Information shown
· · · ·
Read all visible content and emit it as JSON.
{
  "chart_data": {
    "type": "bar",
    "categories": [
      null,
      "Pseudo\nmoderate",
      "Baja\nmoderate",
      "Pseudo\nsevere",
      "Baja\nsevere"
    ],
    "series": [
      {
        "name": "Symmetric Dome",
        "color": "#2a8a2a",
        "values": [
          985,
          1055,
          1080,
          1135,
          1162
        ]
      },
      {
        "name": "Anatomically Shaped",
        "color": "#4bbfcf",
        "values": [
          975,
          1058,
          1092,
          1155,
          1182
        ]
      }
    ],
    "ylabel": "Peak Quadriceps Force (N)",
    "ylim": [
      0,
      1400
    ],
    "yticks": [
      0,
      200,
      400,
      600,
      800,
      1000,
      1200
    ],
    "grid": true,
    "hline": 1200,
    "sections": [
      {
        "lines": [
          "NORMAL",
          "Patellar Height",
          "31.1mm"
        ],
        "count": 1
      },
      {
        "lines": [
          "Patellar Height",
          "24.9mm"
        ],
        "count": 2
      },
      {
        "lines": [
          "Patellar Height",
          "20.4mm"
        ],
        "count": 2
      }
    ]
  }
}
· · · ·
Job
Output the full listing exactly as it stands.

Answer
Read all visible content and emit it as JSON.
{
  "chart_data": {
    "type": "bar",
    "categories": [
      null,
      "Pseudo\nmoderate",
      "Baja\nmoderate",
      "Pseudo\nsevere",
      "Baja\nsevere"
    ],
    "series": [
      {
        "name": "Symmetric Dome",
        "color": "#2a8a2a",
        "values": [
          985,
          1055,
          1080,
          1135,
          1162
        ]
      },
      {
        "name": "Anatomically Shaped",
        "color": "#4bbfcf",
        "values": [
          975,
          1058,
          1092,
          1155,
          1182
        ]
      }
    ],
    "ylabel": "Peak Quadriceps Force (N)",
    "ylim": [
      0,
      1400
    ],
    "yticks": [
      0,
      200,
      400,
      600,
      800,
      1000,
      1200
    ],
    "grid": true,
    "hline": 1200,
    "sections": [
      {
        "lines": [
          "NORMAL",
          "Patellar Height",
          "31.1mm"
        ],
        "count": 1
      },
      {
        "lines": [
          "Patellar Height",
          "24.9mm"
        ],
        "count": 2
      },
      {
        "lines": [
          "Patellar Height",
          "20.4mm"
        ],
        "count": 2
      }
    ]
  }
}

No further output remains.